▸ **Reading passage**:
_____

Farmers can apply either as year-round or seasonal employers.

The four-page application form came out April 2 and forms were revised twice. “It’s not huge, but a lot of accounting-related (payroll) documents have to be attached to it,” he said. It involves income tax records that the government already received.

The program is a forgivable loan. Businesses don’t have to pay it back if they meet certain requirements.

“It requires that they spend the money within an eight-week period after they’re funded. And 75% of it has to be spent on payroll. The other 25% you have the option to spend it on payroll or you can spend it on rent, utilities, and interest on mortgage debt," Giddings said.

Giddings also helps clients organize those payroll records.

Four groups who can apply: 1) employers with fewer than 500 employees, 2) farmers, 3) nonprofit groups, including churches and 4) other nonprofits veterans associations that run businesses.

Farm specific

Farms are unique in that they have a lot of seasonal employees, and a lot of them are hired only in the fall for harvest-related operations.

“There are unique challenges in structuring your application. And there are special rules for seasonal employers. A lot of the farmers are going to want to look at ‘seasonal tests’ to see if they can get a better bang for their buck.”

Many farmers don’t have payroll in the first quarter of the year — January, February and March. “That’s part of the testing period, so they recognize that some businesses are going to be affected by that.”

_____

▸ **Task set**:
a – Answer these from the passage on the forgivable loan program:
(i) On what date did the four-page application form come out?
(ii) What percentage of the money has to be spent on payroll?
(iii) Which months do many farmers have no payroll in?
b – Write the next part of the passage on the forgivable loan program for farms, starting after its final sentence.

Page layout parsing data

_____

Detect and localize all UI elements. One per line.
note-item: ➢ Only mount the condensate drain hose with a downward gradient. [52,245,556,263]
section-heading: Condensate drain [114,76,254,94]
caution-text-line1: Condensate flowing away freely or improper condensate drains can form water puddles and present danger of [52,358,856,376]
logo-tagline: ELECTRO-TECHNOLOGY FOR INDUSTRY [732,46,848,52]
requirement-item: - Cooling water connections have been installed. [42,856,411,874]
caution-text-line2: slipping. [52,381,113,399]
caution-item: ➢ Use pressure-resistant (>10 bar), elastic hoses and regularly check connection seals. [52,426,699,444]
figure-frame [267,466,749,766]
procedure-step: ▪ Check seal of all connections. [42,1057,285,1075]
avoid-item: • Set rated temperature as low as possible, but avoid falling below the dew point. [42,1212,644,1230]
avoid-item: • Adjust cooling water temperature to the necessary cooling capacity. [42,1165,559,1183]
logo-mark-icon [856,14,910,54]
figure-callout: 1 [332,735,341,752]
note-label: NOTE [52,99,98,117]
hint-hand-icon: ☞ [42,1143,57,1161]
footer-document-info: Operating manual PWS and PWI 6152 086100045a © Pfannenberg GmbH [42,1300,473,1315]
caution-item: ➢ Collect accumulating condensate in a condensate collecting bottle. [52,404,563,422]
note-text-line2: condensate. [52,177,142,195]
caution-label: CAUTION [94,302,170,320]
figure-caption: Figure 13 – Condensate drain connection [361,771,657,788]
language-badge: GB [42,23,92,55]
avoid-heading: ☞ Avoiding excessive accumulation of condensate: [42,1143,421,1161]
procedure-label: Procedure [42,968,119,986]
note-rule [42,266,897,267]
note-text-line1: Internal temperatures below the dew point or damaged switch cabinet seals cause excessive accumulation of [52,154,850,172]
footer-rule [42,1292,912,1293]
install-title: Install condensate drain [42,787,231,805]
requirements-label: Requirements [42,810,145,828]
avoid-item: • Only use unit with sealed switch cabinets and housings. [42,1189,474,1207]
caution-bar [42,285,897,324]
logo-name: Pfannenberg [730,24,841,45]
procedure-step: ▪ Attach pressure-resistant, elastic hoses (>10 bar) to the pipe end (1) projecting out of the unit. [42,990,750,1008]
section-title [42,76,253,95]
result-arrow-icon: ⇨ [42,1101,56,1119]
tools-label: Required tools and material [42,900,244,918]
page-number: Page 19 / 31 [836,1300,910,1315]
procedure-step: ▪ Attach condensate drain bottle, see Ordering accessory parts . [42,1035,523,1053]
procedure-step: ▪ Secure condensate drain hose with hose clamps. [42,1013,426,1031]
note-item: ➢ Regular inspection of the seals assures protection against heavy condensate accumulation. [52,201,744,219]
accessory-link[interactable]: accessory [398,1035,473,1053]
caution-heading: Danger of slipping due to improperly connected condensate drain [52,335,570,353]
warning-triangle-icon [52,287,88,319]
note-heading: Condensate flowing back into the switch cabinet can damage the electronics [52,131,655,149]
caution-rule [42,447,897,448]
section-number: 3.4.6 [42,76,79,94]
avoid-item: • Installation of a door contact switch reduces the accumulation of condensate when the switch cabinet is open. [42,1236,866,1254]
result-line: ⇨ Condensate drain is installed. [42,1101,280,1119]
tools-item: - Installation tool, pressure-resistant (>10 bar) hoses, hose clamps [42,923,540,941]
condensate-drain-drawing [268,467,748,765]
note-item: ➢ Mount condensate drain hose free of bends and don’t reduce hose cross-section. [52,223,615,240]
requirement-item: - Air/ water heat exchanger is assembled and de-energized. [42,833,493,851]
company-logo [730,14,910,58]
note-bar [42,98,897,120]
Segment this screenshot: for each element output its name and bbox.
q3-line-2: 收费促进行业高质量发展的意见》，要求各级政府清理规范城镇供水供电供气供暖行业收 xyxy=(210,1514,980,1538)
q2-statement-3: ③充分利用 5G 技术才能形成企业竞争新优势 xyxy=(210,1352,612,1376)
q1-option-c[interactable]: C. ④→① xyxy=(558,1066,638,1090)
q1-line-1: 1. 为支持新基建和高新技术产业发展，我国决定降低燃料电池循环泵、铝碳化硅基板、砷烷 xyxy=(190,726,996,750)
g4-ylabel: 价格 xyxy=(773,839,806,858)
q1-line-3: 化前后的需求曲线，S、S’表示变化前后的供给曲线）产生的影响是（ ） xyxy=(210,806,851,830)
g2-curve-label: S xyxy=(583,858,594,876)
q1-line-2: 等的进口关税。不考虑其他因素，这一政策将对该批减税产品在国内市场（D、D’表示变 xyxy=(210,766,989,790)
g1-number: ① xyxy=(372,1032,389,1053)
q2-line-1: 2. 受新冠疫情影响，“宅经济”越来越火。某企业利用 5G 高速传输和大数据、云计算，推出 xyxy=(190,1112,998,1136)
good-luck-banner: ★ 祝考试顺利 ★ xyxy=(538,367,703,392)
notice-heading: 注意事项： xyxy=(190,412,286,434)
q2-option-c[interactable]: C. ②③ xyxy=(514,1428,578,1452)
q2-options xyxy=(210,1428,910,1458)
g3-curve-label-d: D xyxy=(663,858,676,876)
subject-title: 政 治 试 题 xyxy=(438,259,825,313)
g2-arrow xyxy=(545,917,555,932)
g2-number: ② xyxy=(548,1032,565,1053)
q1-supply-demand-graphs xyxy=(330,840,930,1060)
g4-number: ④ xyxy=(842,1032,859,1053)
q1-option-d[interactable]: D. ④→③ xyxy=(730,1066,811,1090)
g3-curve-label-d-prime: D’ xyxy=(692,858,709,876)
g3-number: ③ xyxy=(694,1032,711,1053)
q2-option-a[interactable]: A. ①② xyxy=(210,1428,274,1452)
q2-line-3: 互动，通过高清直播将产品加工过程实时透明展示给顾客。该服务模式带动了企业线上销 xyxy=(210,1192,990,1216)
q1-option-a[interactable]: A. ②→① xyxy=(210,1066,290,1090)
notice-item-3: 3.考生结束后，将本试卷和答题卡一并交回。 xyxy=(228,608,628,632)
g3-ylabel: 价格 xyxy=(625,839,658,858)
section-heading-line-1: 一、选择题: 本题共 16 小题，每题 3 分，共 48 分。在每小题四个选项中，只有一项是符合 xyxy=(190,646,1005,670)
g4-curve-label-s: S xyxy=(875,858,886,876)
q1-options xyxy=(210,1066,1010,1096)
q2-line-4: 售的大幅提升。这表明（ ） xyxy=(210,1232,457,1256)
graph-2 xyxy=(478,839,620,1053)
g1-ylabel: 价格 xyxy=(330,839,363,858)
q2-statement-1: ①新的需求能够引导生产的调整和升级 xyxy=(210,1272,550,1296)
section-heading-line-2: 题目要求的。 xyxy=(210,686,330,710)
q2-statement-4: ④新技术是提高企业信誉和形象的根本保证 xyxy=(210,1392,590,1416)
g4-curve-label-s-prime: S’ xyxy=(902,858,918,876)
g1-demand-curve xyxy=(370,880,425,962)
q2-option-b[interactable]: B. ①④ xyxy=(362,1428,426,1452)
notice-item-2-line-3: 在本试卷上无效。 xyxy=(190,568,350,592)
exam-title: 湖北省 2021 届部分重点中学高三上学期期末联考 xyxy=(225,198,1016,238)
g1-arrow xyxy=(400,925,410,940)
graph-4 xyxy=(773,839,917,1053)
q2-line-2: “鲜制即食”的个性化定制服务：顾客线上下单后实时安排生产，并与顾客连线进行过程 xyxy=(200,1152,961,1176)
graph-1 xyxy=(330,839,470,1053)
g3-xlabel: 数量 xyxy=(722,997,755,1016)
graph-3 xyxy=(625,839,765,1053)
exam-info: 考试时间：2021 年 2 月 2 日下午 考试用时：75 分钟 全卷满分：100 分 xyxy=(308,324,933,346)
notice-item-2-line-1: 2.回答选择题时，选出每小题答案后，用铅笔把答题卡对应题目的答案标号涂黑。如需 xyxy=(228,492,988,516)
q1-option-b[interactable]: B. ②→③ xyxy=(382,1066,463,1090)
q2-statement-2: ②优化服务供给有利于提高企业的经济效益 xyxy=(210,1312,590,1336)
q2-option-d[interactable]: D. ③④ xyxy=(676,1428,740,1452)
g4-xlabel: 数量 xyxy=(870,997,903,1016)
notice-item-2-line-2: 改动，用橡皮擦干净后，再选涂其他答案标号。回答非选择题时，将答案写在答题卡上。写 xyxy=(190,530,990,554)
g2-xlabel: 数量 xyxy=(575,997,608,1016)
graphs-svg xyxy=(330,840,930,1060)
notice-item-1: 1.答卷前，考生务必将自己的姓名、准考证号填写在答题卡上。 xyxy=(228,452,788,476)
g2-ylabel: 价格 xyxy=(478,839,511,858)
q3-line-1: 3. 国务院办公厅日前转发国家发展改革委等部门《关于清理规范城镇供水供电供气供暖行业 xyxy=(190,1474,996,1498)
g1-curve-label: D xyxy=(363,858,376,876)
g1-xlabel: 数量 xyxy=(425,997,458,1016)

_____

▸ **Exercise answers**:
a –
(i) April 2
(ii) 75%
(iii) January, February and March

b –
The program looks at the farm’s average monthly payroll costs for the past 12 months. (Initially, the government was going to use calendar years, but eventually settled on the previous year — April to March, for example.) The loan (grant) is 2.5 times the average monthly payroll.

“Pretty substantial numbers for some farmers, in particular sugar beet growers," Giddings said. He said that in Minnesota alone he’s aware of some 500 beet growers with employees that would allow funding.

“The loan is unsecured and doesn’t require any guarantee,” Giddings said. “The interest rate if you don’t qualify for the forgiveness is 1% (annual rate). It’s very attractive terms all the way around in that regard.”

There are no loan guarantee payments paid to the SBA for the loan. Bank fees to originate the loan are also paid by the U.S. government.

No H-2A workers

No H-2A temporary agricultural workers will apply as part of the qualified payroll base. “You’ve got to make sure that you don’t include that in your application. If you did, you’ll probably be rejected. Or if you did, it’ll be over-funded, and you’ll have to repay the loan.”

Significantly, employers must maintain a similar amount of employees to what they historically did.

“In a lot of industries, that’s what it’s purpose is — to keep people employed. It’s less likely that we’ll have a change in employment in agriculture because of the coronavirus," Giddings said.

The testing date for whether farmers maintained employees is June 30, 2020.

“They may be looking at some issues of about — do we bring on some of our fall help earlier than what we expected, to qualify for the loan forgiveness. . . . We’ll let them know how it works," he said.

Farmers who are self-employed, with earnings from self-employment in the Schedule F or in a Schedule C on their tax forms, do qualify for this loan program.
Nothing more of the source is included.